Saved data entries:
/---

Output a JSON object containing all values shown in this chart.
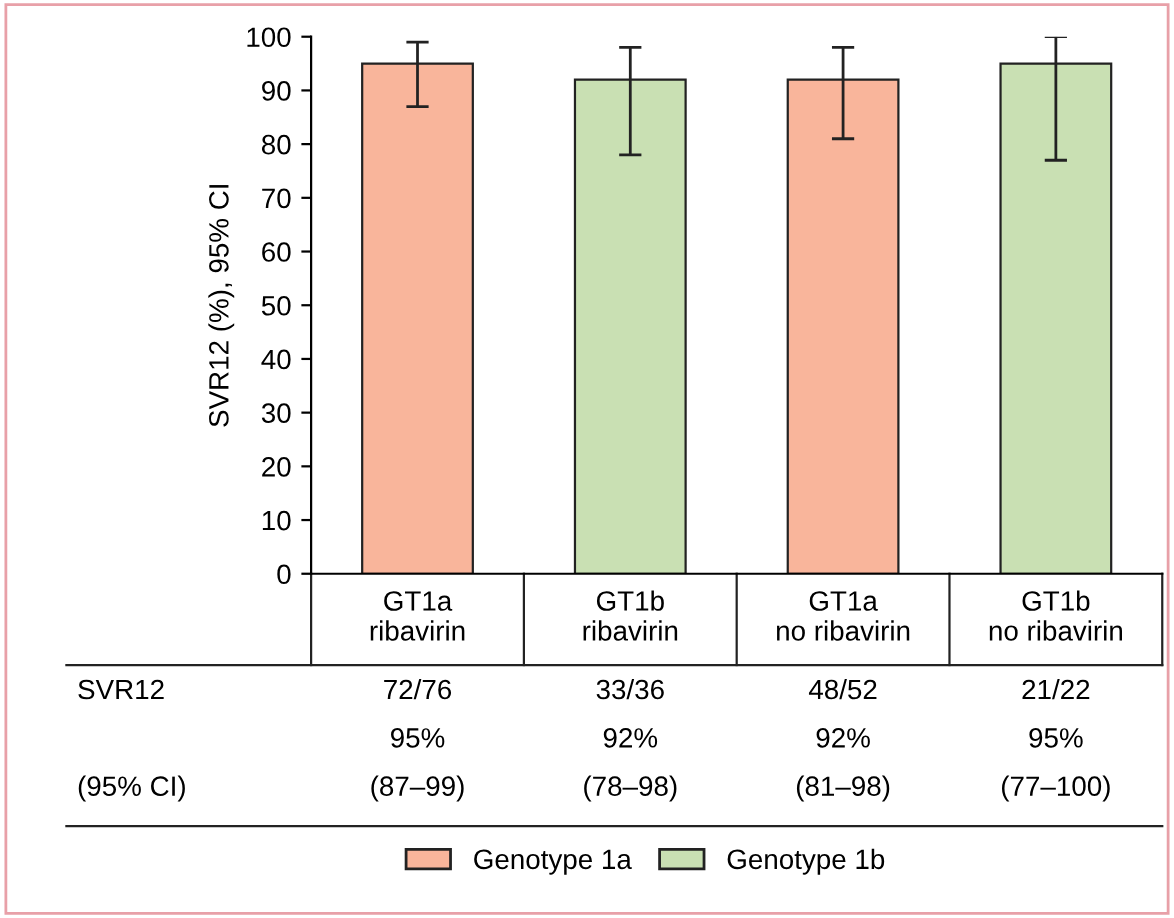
{
  "chart_data": {
    "type": "bar",
    "ylabel": "SVR12 (%), 95% CI",
    "categories": [
      "GT1a\nribavirin",
      "GT1b\nribavirin",
      "GT1a\nno ribavirin",
      "GT1b\nno ribavirin"
    ],
    "series": [
      {
        "name": "Genotype 1a",
        "color": "#f9b59b",
        "values": [
          95,
          null,
          92,
          null
        ],
        "errors": [
          [
            87,
            99
          ],
          null,
          [
            81,
            98
          ],
          null
        ]
      },
      {
        "name": "Genotype 1b",
        "color": "#c9e0b3",
        "values": [
          null,
          92,
          null,
          95
        ],
        "errors": [
          null,
          [
            78,
            98
          ],
          null,
          [
            77,
            100
          ]
        ]
      }
    ],
    "value_labels": [
      "95%",
      "92%",
      "92%",
      "95%"
    ],
    "annotations": [
      "SVR12",
      "(95% CI)",
      "72/76",
      "33/36",
      "48/52",
      "21/22",
      "(87–99)",
      "(78–98)",
      "(81–98)",
      "(77–100)"
    ],
    "ylim": [
      0,
      100
    ],
    "yticks": [
      0,
      10,
      20,
      30,
      40,
      50,
      60,
      70,
      80,
      90,
      100
    ],
    "grid": false,
    "legend": "bottom"
  }
}
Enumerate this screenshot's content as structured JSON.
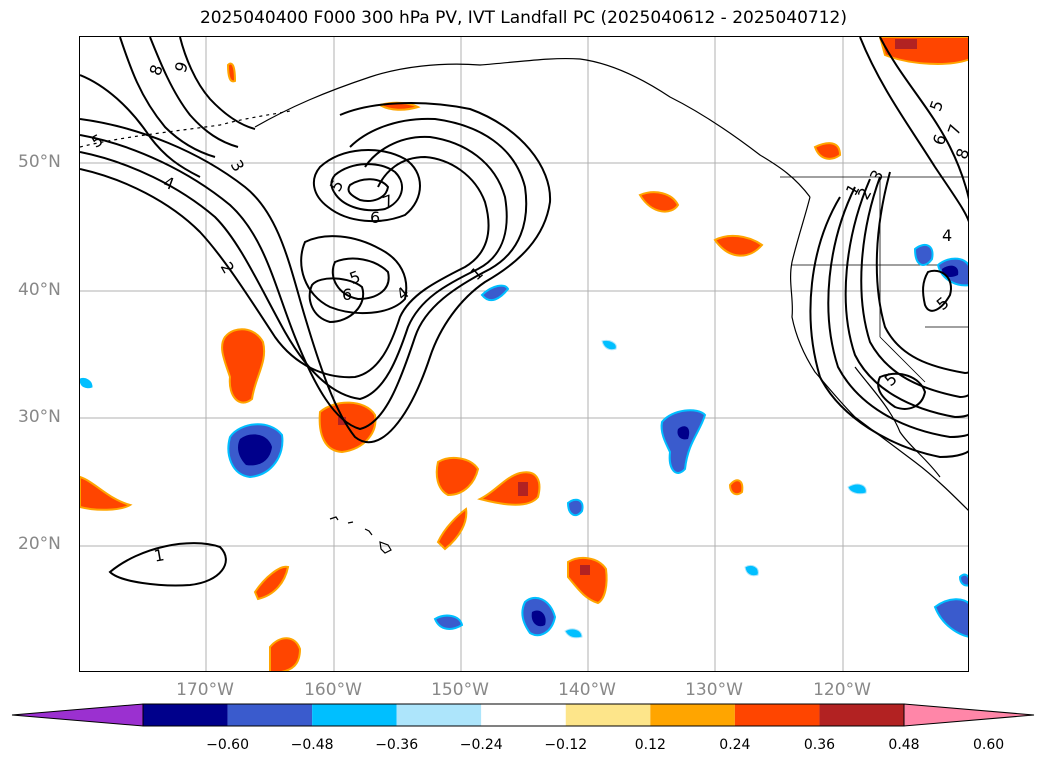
{
  "title": "2025040400 F000 300 hPa PV, IVT Landfall PC (2025040612 - 2025040712)",
  "lat_labels": [
    "50°N",
    "40°N",
    "30°N",
    "20°N"
  ],
  "lon_labels": [
    "170°W",
    "160°W",
    "150°W",
    "140°W",
    "130°W",
    "120°W"
  ],
  "contour_labels": [
    "8",
    "9",
    "5",
    "4",
    "3",
    "5",
    "7",
    "6",
    "2",
    "5",
    "6",
    "4",
    "1",
    "1",
    "5",
    "6",
    "7",
    "8",
    "1",
    "2",
    "3",
    "4",
    "5",
    "5"
  ],
  "colorbar": {
    "ticks": [
      "−0.60",
      "−0.48",
      "−0.36",
      "−0.24",
      "−0.12",
      "0.12",
      "0.24",
      "0.36",
      "0.48",
      "0.60"
    ],
    "colors": [
      "#9b30d0",
      "#00008b",
      "#3a5bcd",
      "#00bfff",
      "#ade5fb",
      "#ffffff",
      "#fde58a",
      "#ffa500",
      "#ff4500",
      "#b22222",
      "#ff86a8"
    ]
  },
  "colors": {
    "positive_strong": "#ff4500",
    "positive_edge": "#ffa500",
    "positive_max": "#b22222",
    "negative_strong": "#00008b",
    "negative_mid": "#3a5bcd",
    "negative_weak": "#00bfff",
    "grid": "#b0b0b0",
    "contour": "#000000"
  }
}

\---

▶ Request: Give the entries again word for word, but skip the pictures.

▶ Response to the task:
Output a JSON object containing all values shown in this chart.
{
  "chart_data": {
    "type": "bar",
    "ylabel": "SVR12 (%), 95% CI",
    "categories": [
      "GT1a\nribavirin",
      "GT1b\nribavirin",
      "GT1a\nno ribavirin",
      "GT1b\nno ribavirin"
    ],
    "series": [
      {
        "name": "Genotype 1a",
        "color": "#f9b59b",
        "values": [
          95,
          null,
          92,
          null
        ],
        "errors": [
          [
            87,
            99
          ],
          null,
          [
            81,
            98
          ],
          null
        ]
      },
      {
        "name": "Genotype 1b",
        "color": "#c9e0b3",
        "values": [
          null,
          92,
          null,
          95
        ],
        "errors": [
          null,
          [
            78,
            98
          ],
          null,
          [
            77,
            100
          ]
        ]
      }
    ],
    "value_labels": [
      "95%",
      "92%",
      "92%",
      "95%"
    ],
    "annotations": [
      "SVR12",
      "(95% CI)",
      "72/76",
      "33/36",
      "48/52",
      "21/22",
      "(87–99)",
      "(78–98)",
      "(81–98)",
      "(77–100)"
    ],
    "ylim": [
      0,
      100
    ],
    "yticks": [
      0,
      10,
      20,
      30,
      40,
      50,
      60,
      70,
      80,
      90,
      100
    ],
    "grid": false,
    "legend": "bottom"
  }
}
Enumerate this screenshot's content as structured JSON.
{
  "title": "2025040400 F000 300 hPa PV, IVT Landfall PC (2025040612 - 2025040712)",
  "lat_labels": [
    "50°N",
    "40°N",
    "30°N",
    "20°N"
  ],
  "lon_labels": [
    "170°W",
    "160°W",
    "150°W",
    "140°W",
    "130°W",
    "120°W"
  ],
  "contour_labels": [
    "8",
    "9",
    "5",
    "4",
    "3",
    "5",
    "7",
    "6",
    "2",
    "5",
    "6",
    "4",
    "1",
    "1",
    "5",
    "6",
    "7",
    "8",
    "1",
    "2",
    "3",
    "4",
    "5",
    "5"
  ],
  "colorbar": {
    "ticks": [
      "−0.60",
      "−0.48",
      "−0.36",
      "−0.24",
      "−0.12",
      "0.12",
      "0.24",
      "0.36",
      "0.48",
      "0.60"
    ],
    "colors": [
      "#9b30d0",
      "#00008b",
      "#3a5bcd",
      "#00bfff",
      "#ade5fb",
      "#ffffff",
      "#fde58a",
      "#ffa500",
      "#ff4500",
      "#b22222",
      "#ff86a8"
    ]
  },
  "colors": {
    "positive_strong": "#ff4500",
    "positive_edge": "#ffa500",
    "positive_max": "#b22222",
    "negative_strong": "#00008b",
    "negative_mid": "#3a5bcd",
    "negative_weak": "#00bfff",
    "grid": "#b0b0b0",
    "contour": "#000000"
  }
}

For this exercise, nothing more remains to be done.